GOAL →
Extract every line from the records below that contains the word "методологию".

--- begin ---

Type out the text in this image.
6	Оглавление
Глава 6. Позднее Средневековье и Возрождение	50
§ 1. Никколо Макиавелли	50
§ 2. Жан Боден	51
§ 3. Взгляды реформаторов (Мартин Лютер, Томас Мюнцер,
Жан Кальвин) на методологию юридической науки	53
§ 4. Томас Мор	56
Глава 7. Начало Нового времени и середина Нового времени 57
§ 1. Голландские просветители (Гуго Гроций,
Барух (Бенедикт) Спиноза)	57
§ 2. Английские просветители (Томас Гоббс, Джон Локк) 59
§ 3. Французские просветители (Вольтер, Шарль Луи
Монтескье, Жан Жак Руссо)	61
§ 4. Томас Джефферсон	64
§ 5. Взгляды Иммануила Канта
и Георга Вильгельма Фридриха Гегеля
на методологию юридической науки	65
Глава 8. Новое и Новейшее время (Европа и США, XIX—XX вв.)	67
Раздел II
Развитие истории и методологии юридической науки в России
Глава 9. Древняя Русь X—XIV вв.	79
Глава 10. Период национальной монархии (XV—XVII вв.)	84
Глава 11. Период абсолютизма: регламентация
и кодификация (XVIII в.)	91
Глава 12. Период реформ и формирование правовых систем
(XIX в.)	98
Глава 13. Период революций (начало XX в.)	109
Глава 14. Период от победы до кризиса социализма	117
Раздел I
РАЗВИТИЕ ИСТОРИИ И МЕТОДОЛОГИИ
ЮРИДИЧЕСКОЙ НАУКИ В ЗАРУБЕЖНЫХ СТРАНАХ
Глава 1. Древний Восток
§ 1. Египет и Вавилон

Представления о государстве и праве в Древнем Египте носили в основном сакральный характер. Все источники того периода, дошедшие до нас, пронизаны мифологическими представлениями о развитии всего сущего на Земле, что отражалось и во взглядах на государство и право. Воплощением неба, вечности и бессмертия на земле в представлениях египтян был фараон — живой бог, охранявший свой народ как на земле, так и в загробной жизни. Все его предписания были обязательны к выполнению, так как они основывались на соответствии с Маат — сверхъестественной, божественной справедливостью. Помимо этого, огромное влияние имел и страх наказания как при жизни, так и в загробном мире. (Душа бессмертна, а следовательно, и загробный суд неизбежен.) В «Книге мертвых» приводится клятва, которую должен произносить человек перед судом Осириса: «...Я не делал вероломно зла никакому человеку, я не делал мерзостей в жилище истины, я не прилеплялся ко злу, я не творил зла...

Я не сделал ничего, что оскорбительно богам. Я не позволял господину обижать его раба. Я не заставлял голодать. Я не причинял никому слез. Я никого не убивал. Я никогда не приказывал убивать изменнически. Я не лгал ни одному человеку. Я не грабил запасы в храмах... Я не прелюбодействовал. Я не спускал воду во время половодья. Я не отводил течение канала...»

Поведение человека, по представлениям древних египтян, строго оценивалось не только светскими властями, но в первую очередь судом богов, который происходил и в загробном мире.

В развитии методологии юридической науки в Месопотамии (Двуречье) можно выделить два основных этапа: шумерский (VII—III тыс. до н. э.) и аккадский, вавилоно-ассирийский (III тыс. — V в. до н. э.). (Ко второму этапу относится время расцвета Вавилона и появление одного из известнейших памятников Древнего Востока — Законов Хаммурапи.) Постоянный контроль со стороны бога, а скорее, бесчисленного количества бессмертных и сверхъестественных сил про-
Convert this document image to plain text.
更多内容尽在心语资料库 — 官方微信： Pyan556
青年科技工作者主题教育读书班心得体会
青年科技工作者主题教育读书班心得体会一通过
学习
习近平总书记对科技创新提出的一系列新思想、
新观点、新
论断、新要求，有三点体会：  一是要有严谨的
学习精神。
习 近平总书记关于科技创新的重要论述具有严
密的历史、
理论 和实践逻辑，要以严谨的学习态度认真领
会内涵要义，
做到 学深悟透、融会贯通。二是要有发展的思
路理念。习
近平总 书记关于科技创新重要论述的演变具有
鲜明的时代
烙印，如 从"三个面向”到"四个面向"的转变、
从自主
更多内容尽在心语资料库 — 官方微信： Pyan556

--- end ---

THE RESPONSE →
Жан Кальвин) на методологию юридической науки	53
на методологию юридической науки	65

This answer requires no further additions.